Retype exactly the lines from the line with "Decode this image" to the end of the data, keeping both boundary lines.
################
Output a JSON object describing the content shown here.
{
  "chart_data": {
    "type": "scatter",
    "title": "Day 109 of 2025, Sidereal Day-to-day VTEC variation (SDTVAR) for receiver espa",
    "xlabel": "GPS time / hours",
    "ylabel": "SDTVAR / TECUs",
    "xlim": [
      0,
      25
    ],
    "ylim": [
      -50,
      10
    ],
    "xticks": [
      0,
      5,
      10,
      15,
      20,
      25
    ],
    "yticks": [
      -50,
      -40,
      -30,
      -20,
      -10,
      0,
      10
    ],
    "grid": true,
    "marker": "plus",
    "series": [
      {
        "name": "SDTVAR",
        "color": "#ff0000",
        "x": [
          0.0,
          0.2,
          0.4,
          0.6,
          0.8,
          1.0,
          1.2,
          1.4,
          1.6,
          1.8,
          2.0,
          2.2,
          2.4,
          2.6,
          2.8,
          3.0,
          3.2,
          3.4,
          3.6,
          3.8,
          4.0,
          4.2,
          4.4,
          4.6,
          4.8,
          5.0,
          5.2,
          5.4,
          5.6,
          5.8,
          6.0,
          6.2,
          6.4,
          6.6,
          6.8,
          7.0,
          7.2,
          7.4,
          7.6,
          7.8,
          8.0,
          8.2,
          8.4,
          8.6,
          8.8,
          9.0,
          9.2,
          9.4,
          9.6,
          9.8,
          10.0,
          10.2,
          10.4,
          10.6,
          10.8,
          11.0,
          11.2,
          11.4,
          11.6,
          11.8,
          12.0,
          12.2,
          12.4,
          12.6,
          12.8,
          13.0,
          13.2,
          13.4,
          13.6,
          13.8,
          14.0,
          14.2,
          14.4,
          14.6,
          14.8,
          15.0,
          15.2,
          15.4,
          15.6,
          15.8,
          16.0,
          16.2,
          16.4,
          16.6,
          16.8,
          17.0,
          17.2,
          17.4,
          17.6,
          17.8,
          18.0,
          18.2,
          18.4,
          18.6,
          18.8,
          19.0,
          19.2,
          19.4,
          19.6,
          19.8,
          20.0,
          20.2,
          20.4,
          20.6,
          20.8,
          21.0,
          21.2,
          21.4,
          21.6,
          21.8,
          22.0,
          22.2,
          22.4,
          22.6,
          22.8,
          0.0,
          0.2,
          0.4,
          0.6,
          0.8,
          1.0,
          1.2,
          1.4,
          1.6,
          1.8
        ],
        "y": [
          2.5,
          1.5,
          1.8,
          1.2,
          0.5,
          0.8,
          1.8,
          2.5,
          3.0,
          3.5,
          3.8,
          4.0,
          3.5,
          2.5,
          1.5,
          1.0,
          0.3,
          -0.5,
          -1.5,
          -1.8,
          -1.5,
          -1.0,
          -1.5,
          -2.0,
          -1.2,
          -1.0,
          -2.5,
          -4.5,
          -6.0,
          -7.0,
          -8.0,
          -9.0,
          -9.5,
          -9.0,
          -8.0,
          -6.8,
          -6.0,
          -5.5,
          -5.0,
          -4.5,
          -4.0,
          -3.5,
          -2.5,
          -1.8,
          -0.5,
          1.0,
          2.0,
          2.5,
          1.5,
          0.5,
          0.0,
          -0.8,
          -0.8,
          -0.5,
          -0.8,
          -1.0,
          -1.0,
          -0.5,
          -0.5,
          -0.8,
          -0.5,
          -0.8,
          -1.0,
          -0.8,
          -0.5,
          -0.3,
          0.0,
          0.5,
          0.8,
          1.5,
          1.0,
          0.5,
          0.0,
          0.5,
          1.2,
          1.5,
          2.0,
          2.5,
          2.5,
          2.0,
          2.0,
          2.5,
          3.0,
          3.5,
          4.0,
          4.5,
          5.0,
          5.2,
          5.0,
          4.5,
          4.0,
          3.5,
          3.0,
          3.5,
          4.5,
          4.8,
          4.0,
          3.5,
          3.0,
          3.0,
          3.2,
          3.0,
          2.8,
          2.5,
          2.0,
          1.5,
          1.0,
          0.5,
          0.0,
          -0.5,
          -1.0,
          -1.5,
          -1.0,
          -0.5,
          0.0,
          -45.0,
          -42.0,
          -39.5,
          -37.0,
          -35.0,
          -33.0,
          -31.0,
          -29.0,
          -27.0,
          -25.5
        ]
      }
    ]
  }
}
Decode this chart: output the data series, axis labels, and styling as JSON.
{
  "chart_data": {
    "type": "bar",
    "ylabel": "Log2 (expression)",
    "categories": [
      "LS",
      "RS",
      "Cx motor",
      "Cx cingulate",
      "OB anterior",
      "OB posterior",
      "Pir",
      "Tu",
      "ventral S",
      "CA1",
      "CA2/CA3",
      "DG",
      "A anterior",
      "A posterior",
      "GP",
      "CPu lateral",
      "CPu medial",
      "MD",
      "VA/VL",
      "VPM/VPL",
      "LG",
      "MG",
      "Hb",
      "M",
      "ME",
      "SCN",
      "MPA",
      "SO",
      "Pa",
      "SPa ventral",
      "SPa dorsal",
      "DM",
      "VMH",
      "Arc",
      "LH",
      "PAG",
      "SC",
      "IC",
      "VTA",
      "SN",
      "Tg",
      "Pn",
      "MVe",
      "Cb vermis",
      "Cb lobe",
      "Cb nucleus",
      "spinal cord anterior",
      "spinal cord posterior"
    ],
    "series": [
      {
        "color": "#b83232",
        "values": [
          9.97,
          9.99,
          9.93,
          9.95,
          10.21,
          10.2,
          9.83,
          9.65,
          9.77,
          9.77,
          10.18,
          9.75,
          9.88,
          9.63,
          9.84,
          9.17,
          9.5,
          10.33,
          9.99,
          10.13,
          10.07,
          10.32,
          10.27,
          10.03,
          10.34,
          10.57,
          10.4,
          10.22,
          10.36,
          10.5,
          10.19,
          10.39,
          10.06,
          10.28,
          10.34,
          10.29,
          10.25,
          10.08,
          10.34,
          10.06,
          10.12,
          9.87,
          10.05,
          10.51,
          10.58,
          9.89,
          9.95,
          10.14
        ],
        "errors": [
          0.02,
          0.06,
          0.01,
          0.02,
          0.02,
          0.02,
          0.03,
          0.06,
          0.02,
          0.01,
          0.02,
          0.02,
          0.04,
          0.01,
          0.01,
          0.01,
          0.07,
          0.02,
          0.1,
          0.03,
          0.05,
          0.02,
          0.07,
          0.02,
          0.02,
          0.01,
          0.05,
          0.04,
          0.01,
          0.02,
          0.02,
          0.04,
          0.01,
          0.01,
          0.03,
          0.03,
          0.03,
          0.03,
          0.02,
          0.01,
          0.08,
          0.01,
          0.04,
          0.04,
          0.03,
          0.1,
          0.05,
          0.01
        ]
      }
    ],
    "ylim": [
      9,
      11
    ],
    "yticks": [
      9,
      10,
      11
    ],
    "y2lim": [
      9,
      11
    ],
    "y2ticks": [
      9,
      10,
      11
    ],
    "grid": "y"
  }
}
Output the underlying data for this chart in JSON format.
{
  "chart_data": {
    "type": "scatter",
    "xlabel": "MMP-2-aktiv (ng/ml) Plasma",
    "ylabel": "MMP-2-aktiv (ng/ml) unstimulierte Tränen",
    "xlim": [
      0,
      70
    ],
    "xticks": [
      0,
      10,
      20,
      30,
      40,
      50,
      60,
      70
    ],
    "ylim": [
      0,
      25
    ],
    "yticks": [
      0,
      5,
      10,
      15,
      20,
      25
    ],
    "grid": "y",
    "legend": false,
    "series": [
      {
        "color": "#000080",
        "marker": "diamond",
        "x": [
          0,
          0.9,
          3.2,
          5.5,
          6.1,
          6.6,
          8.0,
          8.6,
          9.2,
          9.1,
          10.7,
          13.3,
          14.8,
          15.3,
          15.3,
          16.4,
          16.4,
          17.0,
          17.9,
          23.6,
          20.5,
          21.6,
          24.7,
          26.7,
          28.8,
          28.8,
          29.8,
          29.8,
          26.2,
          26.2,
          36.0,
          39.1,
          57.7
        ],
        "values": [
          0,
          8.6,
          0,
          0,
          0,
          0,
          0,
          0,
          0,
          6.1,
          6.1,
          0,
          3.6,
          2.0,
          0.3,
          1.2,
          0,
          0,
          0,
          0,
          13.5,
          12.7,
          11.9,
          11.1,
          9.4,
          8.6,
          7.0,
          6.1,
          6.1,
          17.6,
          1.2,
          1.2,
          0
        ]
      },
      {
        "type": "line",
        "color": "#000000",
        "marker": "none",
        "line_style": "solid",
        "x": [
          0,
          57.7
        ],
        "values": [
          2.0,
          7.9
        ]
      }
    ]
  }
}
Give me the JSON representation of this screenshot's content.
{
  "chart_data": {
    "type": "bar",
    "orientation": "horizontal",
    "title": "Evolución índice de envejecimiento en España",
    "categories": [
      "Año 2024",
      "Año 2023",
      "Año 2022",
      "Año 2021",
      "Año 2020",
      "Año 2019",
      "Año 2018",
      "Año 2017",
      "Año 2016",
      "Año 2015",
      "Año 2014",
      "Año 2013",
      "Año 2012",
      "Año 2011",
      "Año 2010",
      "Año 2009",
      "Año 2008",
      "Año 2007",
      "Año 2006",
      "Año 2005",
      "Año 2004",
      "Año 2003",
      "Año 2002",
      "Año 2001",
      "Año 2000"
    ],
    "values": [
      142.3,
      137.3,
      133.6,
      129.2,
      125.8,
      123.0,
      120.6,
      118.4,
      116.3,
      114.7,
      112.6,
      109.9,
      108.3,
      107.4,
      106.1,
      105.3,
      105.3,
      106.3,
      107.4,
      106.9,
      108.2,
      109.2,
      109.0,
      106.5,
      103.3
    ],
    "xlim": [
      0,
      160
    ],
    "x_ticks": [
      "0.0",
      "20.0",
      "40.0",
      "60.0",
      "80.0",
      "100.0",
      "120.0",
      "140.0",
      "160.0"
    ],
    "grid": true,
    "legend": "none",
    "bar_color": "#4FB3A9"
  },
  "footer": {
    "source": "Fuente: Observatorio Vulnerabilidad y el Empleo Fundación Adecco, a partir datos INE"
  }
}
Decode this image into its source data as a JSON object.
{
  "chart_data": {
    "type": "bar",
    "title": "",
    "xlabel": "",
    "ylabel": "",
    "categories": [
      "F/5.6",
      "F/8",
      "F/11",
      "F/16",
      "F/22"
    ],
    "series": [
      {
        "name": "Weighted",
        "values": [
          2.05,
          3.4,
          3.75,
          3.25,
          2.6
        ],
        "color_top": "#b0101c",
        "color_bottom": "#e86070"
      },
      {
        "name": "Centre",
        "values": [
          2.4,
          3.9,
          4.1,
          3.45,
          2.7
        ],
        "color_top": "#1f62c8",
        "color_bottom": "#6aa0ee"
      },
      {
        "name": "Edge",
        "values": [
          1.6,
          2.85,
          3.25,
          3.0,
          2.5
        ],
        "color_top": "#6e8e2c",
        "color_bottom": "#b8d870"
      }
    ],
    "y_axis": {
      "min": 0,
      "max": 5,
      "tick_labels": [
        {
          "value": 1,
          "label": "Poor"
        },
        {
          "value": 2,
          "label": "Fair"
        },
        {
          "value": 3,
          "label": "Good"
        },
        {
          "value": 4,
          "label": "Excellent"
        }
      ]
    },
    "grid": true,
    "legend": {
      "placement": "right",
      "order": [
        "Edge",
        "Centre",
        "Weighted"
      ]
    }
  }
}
################
**Response to this exercise**
Decode this image into its source data as a JSON object.
{
  "chart_data": {
    "type": "bar",
    "title": "",
    "xlabel": "",
    "ylabel": "",
    "categories": [
      "F/5.6",
      "F/8",
      "F/11",
      "F/16",
      "F/22"
    ],
    "series": [
      {
        "name": "Weighted",
        "values": [
          2.05,
          3.4,
          3.75,
          3.25,
          2.6
        ],
        "color_top": "#b0101c",
        "color_bottom": "#e86070"
      },
      {
        "name": "Centre",
        "values": [
          2.4,
          3.9,
          4.1,
          3.45,
          2.7
        ],
        "color_top": "#1f62c8",
        "color_bottom": "#6aa0ee"
      },
      {
        "name": "Edge",
        "values": [
          1.6,
          2.85,
          3.25,
          3.0,
          2.5
        ],
        "color_top": "#6e8e2c",
        "color_bottom": "#b8d870"
      }
    ],
    "y_axis": {
      "min": 0,
      "max": 5,
      "tick_labels": [
        {
          "value": 1,
          "label": "Poor"
        },
        {
          "value": 2,
          "label": "Fair"
        },
        {
          "value": 3,
          "label": "Good"
        },
        {
          "value": 4,
          "label": "Excellent"
        }
      ]
    },
    "grid": true,
    "legend": {
      "placement": "right",
      "order": [
        "Edge",
        "Centre",
        "Weighted"
      ]
    }
  }
}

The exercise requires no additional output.